Task goal: Search the material below for the word "progress". Copy every line that has it.

.....

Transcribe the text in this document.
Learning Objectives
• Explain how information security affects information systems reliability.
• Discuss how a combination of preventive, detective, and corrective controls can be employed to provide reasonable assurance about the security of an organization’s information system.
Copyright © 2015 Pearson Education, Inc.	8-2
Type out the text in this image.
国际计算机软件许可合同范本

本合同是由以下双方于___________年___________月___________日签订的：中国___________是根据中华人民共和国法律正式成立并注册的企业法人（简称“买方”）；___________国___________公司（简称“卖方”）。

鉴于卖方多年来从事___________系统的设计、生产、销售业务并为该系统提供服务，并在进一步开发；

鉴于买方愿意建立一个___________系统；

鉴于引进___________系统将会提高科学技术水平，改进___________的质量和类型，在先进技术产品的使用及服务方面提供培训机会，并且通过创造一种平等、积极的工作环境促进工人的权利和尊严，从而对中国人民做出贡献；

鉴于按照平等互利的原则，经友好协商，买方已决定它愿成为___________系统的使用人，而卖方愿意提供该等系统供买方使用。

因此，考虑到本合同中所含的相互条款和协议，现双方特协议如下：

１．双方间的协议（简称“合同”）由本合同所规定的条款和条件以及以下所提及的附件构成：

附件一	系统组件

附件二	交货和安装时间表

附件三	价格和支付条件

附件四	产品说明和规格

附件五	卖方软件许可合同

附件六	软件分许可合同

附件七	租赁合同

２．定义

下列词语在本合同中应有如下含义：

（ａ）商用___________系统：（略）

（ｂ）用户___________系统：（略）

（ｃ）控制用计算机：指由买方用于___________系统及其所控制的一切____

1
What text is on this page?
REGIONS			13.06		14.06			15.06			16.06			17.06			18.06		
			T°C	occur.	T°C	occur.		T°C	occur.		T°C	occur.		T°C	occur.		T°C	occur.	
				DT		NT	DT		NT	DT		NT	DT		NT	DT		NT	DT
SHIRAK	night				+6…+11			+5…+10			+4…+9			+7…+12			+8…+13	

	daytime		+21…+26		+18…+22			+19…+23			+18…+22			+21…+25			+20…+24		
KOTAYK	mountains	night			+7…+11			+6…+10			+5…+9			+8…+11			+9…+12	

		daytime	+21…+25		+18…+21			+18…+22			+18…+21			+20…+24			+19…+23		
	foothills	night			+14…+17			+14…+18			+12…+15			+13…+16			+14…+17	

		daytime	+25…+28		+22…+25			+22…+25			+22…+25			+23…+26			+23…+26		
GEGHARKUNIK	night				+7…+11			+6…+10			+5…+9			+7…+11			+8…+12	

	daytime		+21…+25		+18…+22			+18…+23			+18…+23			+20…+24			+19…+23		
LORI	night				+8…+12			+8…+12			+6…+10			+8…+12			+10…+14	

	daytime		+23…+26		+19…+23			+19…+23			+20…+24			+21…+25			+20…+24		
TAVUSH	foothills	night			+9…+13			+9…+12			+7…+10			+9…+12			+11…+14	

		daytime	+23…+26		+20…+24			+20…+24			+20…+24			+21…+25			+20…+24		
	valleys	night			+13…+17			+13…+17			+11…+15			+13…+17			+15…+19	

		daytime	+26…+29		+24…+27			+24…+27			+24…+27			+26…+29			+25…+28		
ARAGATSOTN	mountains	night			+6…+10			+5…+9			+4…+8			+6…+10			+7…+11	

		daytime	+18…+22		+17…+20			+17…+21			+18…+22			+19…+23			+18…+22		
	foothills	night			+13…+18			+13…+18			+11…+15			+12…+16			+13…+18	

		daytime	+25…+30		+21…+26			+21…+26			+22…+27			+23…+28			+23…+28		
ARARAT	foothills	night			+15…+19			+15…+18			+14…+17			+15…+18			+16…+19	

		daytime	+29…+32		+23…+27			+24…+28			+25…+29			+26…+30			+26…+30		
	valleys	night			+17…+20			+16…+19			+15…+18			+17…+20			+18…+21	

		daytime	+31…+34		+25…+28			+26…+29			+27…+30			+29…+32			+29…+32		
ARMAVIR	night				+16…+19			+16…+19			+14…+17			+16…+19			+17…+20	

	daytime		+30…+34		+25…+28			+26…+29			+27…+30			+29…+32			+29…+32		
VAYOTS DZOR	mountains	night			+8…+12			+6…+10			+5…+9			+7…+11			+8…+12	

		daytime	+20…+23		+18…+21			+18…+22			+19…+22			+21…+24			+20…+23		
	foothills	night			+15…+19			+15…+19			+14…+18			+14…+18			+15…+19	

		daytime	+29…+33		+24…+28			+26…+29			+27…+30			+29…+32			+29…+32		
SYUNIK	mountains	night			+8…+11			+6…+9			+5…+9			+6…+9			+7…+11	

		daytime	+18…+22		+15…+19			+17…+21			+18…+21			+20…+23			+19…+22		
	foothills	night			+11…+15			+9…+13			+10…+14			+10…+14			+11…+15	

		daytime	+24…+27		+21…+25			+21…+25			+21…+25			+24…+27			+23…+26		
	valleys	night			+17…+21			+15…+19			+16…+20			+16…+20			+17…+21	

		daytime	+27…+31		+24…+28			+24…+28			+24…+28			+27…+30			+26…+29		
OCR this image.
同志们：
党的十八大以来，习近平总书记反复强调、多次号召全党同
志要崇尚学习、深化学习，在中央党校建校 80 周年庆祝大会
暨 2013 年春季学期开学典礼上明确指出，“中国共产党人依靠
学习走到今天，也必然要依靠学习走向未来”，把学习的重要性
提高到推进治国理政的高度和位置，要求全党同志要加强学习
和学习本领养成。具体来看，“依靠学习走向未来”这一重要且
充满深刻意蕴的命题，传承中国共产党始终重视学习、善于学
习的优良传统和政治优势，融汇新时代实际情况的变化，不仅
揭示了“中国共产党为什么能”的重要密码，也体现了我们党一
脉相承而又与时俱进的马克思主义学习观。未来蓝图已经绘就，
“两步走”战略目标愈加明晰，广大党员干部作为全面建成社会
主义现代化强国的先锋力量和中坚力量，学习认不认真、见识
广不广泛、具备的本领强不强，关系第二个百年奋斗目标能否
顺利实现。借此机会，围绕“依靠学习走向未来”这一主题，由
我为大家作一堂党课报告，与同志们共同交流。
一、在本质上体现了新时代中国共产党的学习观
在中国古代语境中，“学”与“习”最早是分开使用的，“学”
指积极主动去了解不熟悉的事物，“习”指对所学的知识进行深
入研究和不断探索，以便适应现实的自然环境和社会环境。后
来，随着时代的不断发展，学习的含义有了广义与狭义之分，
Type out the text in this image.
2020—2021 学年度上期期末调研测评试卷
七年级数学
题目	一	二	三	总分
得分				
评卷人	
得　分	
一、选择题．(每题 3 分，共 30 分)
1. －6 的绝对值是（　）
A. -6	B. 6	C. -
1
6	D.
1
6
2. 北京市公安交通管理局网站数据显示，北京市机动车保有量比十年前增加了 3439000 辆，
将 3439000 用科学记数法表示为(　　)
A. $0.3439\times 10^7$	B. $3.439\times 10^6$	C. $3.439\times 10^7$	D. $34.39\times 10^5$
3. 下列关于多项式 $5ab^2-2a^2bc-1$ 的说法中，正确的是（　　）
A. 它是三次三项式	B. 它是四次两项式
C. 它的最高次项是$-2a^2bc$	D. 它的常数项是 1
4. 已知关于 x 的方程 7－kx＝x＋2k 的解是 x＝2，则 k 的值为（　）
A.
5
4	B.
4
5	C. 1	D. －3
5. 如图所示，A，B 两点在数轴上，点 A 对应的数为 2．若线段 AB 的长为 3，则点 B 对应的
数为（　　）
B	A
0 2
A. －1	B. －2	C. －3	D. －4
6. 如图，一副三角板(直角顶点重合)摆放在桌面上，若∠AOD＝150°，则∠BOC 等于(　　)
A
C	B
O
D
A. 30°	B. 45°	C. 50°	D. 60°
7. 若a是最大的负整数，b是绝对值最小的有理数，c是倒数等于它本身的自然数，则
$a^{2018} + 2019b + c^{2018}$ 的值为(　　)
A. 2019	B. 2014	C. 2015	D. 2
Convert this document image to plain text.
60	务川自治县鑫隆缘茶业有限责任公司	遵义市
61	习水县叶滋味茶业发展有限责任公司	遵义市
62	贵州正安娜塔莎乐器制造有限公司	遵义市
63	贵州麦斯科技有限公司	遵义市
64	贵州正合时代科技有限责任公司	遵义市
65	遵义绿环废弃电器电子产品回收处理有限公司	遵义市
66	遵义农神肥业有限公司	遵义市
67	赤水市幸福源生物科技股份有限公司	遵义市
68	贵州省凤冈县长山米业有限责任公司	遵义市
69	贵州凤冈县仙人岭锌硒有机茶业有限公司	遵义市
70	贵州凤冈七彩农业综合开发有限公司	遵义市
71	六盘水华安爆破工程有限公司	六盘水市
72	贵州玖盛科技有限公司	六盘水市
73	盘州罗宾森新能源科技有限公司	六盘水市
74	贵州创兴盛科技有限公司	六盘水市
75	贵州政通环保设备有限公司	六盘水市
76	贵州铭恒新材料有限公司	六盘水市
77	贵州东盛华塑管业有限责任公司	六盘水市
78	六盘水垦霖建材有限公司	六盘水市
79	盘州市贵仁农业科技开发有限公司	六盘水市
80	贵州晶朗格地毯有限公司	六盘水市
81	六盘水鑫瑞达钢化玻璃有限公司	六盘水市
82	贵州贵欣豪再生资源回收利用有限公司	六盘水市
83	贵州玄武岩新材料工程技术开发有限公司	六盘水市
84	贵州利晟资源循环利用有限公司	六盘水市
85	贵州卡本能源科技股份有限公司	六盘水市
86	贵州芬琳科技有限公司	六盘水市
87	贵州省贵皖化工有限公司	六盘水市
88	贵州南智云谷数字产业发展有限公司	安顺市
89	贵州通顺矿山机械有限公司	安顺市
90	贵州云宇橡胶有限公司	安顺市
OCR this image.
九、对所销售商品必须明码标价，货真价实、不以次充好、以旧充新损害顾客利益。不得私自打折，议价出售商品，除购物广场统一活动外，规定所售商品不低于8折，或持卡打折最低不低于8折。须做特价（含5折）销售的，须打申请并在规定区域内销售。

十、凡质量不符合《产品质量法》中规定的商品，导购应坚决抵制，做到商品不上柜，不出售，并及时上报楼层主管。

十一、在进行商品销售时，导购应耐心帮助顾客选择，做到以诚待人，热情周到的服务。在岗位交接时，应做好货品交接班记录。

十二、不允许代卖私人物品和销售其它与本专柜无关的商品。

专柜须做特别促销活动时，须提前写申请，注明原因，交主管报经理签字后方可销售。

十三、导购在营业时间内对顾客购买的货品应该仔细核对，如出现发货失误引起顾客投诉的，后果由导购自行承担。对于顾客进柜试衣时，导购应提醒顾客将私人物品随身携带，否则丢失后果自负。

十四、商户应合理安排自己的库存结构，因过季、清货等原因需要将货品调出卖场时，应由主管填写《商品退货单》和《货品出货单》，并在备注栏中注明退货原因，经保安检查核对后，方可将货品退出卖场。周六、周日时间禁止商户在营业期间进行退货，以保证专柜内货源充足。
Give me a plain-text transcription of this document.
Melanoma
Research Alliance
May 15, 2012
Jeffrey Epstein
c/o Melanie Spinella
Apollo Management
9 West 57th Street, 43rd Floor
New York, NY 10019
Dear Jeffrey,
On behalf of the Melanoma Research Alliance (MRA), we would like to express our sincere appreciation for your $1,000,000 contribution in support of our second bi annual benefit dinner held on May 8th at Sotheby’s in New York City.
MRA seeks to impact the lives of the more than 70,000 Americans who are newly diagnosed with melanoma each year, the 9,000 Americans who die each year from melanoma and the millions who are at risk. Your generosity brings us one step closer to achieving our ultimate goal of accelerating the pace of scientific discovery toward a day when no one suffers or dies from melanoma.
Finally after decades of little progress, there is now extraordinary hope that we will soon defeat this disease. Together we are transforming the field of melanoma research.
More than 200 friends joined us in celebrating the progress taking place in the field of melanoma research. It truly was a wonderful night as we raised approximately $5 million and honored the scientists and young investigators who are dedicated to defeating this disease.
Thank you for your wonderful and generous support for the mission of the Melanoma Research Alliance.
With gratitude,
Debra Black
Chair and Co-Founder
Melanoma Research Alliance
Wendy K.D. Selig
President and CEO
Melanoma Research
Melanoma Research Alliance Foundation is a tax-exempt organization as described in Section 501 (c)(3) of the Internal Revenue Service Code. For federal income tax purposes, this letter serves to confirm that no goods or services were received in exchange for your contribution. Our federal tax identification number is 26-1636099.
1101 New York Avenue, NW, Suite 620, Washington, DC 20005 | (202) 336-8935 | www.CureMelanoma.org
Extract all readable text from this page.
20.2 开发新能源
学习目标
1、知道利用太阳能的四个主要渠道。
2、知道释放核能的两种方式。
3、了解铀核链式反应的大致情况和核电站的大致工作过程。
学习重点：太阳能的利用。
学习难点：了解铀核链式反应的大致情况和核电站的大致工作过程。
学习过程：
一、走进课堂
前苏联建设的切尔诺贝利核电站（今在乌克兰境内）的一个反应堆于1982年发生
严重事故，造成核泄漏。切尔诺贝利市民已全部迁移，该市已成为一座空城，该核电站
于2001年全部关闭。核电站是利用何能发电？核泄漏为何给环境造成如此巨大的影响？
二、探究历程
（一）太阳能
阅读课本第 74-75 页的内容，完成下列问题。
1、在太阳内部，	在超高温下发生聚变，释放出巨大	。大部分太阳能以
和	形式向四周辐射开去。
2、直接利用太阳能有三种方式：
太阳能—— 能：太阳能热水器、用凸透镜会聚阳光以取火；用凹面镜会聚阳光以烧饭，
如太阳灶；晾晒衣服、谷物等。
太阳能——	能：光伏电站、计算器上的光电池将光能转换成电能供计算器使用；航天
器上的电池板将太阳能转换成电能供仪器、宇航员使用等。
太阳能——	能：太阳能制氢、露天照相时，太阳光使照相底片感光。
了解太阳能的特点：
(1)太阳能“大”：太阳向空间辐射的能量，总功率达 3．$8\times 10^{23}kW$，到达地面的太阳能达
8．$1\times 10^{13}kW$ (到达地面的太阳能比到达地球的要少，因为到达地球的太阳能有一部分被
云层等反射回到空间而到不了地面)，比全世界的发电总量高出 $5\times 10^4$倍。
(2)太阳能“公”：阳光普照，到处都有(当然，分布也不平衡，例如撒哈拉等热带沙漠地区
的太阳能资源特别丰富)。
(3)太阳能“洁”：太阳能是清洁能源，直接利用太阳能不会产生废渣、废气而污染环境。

.....

Written answer:
Finally after decades of little progress, there is now extraordinary hope that we will soon defeat this disease. Together we are transforming the field of melanoma research.
More than 200 friends joined us in celebrating the progress taking place in the field of melanoma research. It truly was a wonderful night as we raised approximately $5 million and honored the scientists and young investigators who are dedicated to defeating this disease.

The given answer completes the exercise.